# What you have to do
From the listing below, pull each line that includes "سیستم".

# Entries
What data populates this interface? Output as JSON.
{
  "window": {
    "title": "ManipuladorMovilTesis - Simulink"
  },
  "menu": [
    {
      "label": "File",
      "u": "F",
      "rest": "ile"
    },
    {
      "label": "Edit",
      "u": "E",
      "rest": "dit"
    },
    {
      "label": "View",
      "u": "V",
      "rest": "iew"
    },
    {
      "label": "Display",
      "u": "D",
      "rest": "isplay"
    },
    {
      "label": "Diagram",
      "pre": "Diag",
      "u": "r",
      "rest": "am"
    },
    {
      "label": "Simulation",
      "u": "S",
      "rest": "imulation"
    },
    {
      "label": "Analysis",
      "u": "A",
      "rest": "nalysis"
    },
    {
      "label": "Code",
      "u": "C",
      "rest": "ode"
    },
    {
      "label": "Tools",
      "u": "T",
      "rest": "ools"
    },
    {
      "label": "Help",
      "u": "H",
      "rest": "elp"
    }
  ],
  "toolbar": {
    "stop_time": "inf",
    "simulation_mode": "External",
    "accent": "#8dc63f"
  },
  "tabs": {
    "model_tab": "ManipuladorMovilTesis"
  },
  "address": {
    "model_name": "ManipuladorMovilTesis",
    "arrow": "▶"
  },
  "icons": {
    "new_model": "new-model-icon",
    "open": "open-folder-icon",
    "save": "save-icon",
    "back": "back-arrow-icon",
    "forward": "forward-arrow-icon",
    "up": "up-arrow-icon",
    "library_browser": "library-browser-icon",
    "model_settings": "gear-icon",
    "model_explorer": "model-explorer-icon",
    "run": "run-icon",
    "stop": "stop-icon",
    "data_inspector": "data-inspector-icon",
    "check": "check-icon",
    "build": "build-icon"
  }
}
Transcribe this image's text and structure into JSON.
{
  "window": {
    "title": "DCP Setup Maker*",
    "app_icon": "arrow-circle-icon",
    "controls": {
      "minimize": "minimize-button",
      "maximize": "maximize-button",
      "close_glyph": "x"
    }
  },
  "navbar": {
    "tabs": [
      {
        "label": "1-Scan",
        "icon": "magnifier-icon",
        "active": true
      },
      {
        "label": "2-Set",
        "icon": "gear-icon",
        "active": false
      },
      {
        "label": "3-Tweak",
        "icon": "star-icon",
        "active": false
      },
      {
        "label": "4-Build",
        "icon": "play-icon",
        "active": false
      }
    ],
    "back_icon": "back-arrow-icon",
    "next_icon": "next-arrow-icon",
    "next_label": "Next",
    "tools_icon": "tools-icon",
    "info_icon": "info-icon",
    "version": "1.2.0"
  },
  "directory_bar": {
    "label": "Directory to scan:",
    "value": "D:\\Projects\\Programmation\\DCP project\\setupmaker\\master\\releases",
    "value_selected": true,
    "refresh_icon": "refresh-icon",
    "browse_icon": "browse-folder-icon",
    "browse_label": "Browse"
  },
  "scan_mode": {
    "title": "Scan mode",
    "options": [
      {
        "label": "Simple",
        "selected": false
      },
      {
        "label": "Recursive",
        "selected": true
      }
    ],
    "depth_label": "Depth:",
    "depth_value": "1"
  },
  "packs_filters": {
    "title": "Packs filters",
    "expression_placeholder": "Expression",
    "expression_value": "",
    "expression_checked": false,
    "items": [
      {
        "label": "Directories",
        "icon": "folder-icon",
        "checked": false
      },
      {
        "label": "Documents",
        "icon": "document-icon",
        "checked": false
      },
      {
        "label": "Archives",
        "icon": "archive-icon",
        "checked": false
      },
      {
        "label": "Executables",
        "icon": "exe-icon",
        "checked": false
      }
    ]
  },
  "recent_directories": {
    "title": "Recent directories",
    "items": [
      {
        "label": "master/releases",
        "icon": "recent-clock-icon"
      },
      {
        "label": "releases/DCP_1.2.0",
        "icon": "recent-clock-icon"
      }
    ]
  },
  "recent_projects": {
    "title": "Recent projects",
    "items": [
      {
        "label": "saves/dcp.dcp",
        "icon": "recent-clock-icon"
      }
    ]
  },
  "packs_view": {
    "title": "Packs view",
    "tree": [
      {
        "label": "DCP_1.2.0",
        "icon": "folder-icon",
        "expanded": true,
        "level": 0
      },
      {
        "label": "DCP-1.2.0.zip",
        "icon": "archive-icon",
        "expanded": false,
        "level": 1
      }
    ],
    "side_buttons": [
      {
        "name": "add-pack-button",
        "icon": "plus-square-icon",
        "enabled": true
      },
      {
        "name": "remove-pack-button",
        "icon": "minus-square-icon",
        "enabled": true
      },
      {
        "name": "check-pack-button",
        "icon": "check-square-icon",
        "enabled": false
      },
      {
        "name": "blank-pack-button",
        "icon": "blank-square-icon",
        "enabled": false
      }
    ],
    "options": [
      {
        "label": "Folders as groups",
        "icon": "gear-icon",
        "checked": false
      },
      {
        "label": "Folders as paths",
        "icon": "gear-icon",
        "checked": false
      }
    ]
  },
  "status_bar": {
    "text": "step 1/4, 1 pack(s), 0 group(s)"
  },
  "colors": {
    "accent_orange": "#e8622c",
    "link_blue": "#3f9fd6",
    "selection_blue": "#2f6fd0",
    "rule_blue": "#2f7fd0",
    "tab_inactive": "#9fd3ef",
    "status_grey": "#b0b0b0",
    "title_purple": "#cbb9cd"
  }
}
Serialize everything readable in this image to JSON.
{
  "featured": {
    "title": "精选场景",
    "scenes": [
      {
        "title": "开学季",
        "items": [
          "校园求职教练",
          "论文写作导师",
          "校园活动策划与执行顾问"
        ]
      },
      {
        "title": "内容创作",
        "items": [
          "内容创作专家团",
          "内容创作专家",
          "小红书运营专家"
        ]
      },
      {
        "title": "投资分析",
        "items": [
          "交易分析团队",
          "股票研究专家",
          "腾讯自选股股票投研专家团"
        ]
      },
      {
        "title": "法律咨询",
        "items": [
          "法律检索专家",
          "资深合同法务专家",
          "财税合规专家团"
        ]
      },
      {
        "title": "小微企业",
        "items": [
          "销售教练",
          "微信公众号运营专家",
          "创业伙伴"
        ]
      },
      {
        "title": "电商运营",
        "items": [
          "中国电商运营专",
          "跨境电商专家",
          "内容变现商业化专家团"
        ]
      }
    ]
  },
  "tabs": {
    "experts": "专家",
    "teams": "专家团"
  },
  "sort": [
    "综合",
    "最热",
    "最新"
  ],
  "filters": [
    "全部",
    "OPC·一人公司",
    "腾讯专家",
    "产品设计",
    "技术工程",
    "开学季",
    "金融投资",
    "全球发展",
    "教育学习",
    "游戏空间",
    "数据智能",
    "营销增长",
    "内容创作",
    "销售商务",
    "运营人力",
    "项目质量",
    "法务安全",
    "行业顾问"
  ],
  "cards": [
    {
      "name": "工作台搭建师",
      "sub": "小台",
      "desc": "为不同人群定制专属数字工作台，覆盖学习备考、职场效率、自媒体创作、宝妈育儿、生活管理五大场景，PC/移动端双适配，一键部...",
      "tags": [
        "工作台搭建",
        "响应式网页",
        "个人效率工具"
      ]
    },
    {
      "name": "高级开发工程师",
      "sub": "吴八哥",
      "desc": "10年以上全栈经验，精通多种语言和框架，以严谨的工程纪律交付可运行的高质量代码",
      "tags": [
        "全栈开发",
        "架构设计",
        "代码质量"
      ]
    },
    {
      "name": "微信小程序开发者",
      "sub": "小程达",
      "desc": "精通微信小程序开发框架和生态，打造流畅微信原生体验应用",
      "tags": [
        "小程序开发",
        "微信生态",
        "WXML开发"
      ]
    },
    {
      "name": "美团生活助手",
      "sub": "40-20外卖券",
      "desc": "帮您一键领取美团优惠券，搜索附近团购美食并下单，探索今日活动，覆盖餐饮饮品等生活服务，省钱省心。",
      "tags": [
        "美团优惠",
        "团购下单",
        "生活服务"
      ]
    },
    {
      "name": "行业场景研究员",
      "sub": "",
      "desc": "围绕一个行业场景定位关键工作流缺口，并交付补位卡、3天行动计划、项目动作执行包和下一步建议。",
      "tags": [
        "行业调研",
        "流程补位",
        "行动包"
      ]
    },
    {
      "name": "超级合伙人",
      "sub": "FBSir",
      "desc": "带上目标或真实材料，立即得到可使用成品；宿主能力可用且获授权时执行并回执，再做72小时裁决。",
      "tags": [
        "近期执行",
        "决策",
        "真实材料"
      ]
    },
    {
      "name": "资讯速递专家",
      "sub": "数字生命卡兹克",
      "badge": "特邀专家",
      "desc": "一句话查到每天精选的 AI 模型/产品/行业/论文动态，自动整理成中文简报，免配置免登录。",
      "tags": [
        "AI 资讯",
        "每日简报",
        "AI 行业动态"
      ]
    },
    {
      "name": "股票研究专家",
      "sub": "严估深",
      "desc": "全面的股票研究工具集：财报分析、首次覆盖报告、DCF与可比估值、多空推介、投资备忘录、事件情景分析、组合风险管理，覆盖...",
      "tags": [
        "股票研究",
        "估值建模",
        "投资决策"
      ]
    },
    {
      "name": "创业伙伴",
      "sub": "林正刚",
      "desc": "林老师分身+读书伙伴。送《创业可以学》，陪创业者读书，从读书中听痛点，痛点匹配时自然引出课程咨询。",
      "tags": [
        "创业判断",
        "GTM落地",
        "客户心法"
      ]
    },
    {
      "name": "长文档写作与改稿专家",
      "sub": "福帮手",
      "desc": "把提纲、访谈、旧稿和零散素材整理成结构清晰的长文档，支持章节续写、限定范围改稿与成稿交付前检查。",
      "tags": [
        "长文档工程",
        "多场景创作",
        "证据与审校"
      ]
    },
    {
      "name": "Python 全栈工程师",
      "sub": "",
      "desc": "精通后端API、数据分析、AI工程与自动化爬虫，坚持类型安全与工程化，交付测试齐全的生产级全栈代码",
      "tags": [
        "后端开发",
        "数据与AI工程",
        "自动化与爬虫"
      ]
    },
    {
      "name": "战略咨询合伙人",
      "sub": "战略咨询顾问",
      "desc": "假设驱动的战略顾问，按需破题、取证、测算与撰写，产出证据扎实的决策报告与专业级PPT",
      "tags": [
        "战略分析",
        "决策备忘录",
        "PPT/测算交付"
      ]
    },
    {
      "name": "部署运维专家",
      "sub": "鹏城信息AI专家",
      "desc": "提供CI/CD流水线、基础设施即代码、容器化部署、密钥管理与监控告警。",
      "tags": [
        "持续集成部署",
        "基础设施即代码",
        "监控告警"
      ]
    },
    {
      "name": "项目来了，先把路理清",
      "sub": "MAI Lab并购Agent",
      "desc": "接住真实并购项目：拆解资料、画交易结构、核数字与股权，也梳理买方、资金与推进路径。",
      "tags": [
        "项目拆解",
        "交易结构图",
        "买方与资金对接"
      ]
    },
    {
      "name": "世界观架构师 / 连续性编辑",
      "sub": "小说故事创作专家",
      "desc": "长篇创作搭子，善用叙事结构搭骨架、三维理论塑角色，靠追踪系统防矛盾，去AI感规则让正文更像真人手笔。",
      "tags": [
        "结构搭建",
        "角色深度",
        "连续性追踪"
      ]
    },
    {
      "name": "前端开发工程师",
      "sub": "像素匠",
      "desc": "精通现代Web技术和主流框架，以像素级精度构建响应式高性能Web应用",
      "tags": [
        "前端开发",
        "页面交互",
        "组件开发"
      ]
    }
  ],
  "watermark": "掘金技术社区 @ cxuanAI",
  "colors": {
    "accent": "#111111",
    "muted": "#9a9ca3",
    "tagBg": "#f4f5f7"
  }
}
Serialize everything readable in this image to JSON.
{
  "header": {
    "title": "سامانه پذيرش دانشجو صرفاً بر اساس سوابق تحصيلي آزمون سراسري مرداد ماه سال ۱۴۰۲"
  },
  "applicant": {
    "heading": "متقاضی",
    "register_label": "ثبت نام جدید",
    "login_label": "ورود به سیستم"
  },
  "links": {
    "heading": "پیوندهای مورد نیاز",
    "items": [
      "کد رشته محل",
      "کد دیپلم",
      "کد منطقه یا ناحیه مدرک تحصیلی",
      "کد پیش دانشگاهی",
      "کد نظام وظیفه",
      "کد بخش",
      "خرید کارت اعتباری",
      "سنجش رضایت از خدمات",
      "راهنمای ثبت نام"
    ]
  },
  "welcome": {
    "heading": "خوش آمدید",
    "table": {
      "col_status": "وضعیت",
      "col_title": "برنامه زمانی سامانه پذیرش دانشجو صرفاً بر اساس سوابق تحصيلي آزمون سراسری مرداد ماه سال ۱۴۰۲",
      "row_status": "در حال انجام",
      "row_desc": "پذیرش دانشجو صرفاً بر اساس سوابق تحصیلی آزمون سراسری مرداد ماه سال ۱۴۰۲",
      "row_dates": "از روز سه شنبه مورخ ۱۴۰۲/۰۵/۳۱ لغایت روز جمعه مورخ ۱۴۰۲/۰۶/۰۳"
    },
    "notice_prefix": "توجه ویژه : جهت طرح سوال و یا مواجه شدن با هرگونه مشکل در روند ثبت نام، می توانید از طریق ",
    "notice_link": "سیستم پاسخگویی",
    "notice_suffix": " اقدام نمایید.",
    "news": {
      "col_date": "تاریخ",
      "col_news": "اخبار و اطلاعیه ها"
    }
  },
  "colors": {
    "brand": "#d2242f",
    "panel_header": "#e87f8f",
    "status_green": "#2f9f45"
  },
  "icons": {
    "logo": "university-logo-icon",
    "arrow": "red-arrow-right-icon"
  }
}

# Task result
    "login_label": "ورود به سیستم"
    "notice_link": "سیستم پاسخگویی",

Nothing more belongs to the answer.